Goal of the exercise: Quote the whole listing verbatim.

(Saved entries)
.....

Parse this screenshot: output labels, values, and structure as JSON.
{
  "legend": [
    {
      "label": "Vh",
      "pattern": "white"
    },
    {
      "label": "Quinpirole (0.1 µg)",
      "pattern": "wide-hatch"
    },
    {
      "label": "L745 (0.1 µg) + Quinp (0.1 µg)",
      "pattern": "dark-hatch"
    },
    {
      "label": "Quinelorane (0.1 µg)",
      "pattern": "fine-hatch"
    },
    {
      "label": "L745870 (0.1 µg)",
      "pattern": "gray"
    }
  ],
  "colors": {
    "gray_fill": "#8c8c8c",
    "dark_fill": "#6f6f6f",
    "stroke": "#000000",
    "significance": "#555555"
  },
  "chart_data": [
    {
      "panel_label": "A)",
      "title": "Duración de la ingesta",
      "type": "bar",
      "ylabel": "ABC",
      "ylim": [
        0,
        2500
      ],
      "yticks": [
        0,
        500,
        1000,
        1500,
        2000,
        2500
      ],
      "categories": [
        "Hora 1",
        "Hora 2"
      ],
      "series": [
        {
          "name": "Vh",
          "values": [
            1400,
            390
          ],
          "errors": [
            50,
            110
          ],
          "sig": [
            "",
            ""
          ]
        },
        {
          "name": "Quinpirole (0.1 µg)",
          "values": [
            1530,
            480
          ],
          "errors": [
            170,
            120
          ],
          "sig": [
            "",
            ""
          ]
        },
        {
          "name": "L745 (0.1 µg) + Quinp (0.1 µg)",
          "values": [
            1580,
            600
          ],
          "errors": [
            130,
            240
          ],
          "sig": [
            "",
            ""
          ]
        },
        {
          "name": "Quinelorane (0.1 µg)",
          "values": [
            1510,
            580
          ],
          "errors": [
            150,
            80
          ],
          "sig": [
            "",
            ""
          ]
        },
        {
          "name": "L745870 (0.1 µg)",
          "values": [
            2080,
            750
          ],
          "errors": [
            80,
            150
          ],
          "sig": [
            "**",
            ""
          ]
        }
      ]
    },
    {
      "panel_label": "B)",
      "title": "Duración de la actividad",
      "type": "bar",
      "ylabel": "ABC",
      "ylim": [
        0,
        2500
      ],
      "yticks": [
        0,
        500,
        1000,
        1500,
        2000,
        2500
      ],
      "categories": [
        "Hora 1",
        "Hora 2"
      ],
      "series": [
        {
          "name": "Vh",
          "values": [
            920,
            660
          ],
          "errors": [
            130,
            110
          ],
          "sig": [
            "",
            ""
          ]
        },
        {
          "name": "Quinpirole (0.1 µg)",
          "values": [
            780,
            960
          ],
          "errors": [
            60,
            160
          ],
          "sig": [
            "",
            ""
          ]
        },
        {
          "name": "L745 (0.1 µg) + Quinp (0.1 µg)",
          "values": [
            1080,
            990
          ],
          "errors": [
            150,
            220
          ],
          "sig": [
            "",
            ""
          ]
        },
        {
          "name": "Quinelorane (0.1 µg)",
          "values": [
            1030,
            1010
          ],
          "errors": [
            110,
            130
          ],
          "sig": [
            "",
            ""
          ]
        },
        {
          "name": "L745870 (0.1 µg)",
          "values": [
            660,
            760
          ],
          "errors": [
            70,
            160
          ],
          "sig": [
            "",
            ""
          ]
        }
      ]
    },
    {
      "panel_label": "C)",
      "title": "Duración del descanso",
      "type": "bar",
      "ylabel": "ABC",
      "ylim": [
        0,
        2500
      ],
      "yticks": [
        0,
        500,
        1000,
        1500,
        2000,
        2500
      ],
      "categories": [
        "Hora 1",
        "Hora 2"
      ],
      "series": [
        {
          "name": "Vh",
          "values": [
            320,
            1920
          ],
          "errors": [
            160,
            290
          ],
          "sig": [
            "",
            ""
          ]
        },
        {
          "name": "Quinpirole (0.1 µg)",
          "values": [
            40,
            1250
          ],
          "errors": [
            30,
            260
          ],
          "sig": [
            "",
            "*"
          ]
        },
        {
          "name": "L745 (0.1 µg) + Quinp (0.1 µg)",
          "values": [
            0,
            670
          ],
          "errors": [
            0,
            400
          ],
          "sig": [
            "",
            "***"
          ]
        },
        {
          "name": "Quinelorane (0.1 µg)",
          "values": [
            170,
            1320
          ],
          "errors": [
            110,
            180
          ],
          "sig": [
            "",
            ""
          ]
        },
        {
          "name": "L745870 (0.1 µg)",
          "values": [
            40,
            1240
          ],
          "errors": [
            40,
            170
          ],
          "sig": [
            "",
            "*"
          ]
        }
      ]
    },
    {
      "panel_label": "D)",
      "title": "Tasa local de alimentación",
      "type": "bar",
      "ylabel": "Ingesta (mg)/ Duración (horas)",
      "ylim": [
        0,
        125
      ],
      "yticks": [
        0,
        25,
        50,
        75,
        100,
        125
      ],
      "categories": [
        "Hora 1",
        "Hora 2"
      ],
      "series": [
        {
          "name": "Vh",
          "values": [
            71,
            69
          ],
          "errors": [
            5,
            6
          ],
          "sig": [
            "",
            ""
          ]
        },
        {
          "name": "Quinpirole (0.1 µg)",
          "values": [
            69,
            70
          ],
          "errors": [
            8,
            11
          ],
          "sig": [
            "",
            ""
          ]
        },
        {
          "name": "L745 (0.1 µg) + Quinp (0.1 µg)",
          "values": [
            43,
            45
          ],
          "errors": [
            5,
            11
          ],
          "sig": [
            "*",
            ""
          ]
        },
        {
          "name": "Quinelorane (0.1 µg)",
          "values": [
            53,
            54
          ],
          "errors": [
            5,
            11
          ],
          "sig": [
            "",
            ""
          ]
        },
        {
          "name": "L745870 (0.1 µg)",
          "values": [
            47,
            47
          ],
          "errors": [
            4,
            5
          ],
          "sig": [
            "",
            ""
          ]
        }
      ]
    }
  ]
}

.....

Result of the task:
Parse this screenshot: output labels, values, and structure as JSON.
{
  "legend": [
    {
      "label": "Vh",
      "pattern": "white"
    },
    {
      "label": "Quinpirole (0.1 µg)",
      "pattern": "wide-hatch"
    },
    {
      "label": "L745 (0.1 µg) + Quinp (0.1 µg)",
      "pattern": "dark-hatch"
    },
    {
      "label": "Quinelorane (0.1 µg)",
      "pattern": "fine-hatch"
    },
    {
      "label": "L745870 (0.1 µg)",
      "pattern": "gray"
    }
  ],
  "colors": {
    "gray_fill": "#8c8c8c",
    "dark_fill": "#6f6f6f",
    "stroke": "#000000",
    "significance": "#555555"
  },
  "chart_data": [
    {
      "panel_label": "A)",
      "title": "Duración de la ingesta",
      "type": "bar",
      "ylabel": "ABC",
      "ylim": [
        0,
        2500
      ],
      "yticks": [
        0,
        500,
        1000,
        1500,
        2000,
        2500
      ],
      "categories": [
        "Hora 1",
        "Hora 2"
      ],
      "series": [
        {
          "name": "Vh",
          "values": [
            1400,
            390
          ],
          "errors": [
            50,
            110
          ],
          "sig": [
            "",
            ""
          ]
        },
        {
          "name": "Quinpirole (0.1 µg)",
          "values": [
            1530,
            480
          ],
          "errors": [
            170,
            120
          ],
          "sig": [
            "",
            ""
          ]
        },
        {
          "name": "L745 (0.1 µg) + Quinp (0.1 µg)",
          "values": [
            1580,
            600
          ],
          "errors": [
            130,
            240
          ],
          "sig": [
            "",
            ""
          ]
        },
        {
          "name": "Quinelorane (0.1 µg)",
          "values": [
            1510,
            580
          ],
          "errors": [
            150,
            80
          ],
          "sig": [
            "",
            ""
          ]
        },
        {
          "name": "L745870 (0.1 µg)",
          "values": [
            2080,
            750
          ],
          "errors": [
            80,
            150
          ],
          "sig": [
            "**",
            ""
          ]
        }
      ]
    },
    {
      "panel_label": "B)",
      "title": "Duración de la actividad",
      "type": "bar",
      "ylabel": "ABC",
      "ylim": [
        0,
        2500
      ],
      "yticks": [
        0,
        500,
        1000,
        1500,
        2000,
        2500
      ],
      "categories": [
        "Hora 1",
        "Hora 2"
      ],
      "series": [
        {
          "name": "Vh",
          "values": [
            920,
            660
          ],
          "errors": [
            130,
            110
          ],
          "sig": [
            "",
            ""
          ]
        },
        {
          "name": "Quinpirole (0.1 µg)",
          "values": [
            780,
            960
          ],
          "errors": [
            60,
            160
          ],
          "sig": [
            "",
            ""
          ]
        },
        {
          "name": "L745 (0.1 µg) + Quinp (0.1 µg)",
          "values": [
            1080,
            990
          ],
          "errors": [
            150,
            220
          ],
          "sig": [
            "",
            ""
          ]
        },
        {
          "name": "Quinelorane (0.1 µg)",
          "values": [
            1030,
            1010
          ],
          "errors": [
            110,
            130
          ],
          "sig": [
            "",
            ""
          ]
        },
        {
          "name": "L745870 (0.1 µg)",
          "values": [
            660,
            760
          ],
          "errors": [
            70,
            160
          ],
          "sig": [
            "",
            ""
          ]
        }
      ]
    },
    {
      "panel_label": "C)",
      "title": "Duración del descanso",
      "type": "bar",
      "ylabel": "ABC",
      "ylim": [
        0,
        2500
      ],
      "yticks": [
        0,
        500,
        1000,
        1500,
        2000,
        2500
      ],
      "categories": [
        "Hora 1",
        "Hora 2"
      ],
      "series": [
        {
          "name": "Vh",
          "values": [
            320,
            1920
          ],
          "errors": [
            160,
            290
          ],
          "sig": [
            "",
            ""
          ]
        },
        {
          "name": "Quinpirole (0.1 µg)",
          "values": [
            40,
            1250
          ],
          "errors": [
            30,
            260
          ],
          "sig": [
            "",
            "*"
          ]
        },
        {
          "name": "L745 (0.1 µg) + Quinp (0.1 µg)",
          "values": [
            0,
            670
          ],
          "errors": [
            0,
            400
          ],
          "sig": [
            "",
            "***"
          ]
        },
        {
          "name": "Quinelorane (0.1 µg)",
          "values": [
            170,
            1320
          ],
          "errors": [
            110,
            180
          ],
          "sig": [
            "",
            ""
          ]
        },
        {
          "name": "L745870 (0.1 µg)",
          "values": [
            40,
            1240
          ],
          "errors": [
            40,
            170
          ],
          "sig": [
            "",
            "*"
          ]
        }
      ]
    },
    {
      "panel_label": "D)",
      "title": "Tasa local de alimentación",
      "type": "bar",
      "ylabel": "Ingesta (mg)/ Duración (horas)",
      "ylim": [
        0,
        125
      ],
      "yticks": [
        0,
        25,
        50,
        75,
        100,
        125
      ],
      "categories": [
        "Hora 1",
        "Hora 2"
      ],
      "series": [
        {
          "name": "Vh",
          "values": [
            71,
            69
          ],
          "errors": [
            5,
            6
          ],
          "sig": [
            "",
            ""
          ]
        },
        {
          "name": "Quinpirole (0.1 µg)",
          "values": [
            69,
            70
          ],
          "errors": [
            8,
            11
          ],
          "sig": [
            "",
            ""
          ]
        },
        {
          "name": "L745 (0.1 µg) + Quinp (0.1 µg)",
          "values": [
            43,
            45
          ],
          "errors": [
            5,
            11
          ],
          "sig": [
            "*",
            ""
          ]
        },
        {
          "name": "Quinelorane (0.1 µg)",
          "values": [
            53,
            54
          ],
          "errors": [
            5,
            11
          ],
          "sig": [
            "",
            ""
          ]
        },
        {
          "name": "L745870 (0.1 µg)",
          "values": [
            47,
            47
          ],
          "errors": [
            4,
            5
          ],
          "sig": [
            "",
            ""
          ]
        }
      ]
    }
  ]
}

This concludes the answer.